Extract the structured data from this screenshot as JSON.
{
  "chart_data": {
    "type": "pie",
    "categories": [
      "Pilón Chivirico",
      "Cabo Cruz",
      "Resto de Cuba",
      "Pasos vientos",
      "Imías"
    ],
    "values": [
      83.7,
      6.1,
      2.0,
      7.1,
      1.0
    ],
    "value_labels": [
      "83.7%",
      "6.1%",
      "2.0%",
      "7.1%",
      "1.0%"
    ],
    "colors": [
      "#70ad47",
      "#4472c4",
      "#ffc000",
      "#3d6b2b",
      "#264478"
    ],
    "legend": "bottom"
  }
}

-*-

» What is asked
Retype the listing. Match it exactly.

» Solution to this exercise
Extract the structured data from this screenshot as JSON.
{
  "chart_data": {
    "type": "pie",
    "categories": [
      "Pilón Chivirico",
      "Cabo Cruz",
      "Resto de Cuba",
      "Pasos vientos",
      "Imías"
    ],
    "values": [
      83.7,
      6.1,
      2.0,
      7.1,
      1.0
    ],
    "value_labels": [
      "83.7%",
      "6.1%",
      "2.0%",
      "7.1%",
      "1.0%"
    ],
    "colors": [
      "#70ad47",
      "#4472c4",
      "#ffc000",
      "#3d6b2b",
      "#264478"
    ],
    "legend": "bottom"
  }
}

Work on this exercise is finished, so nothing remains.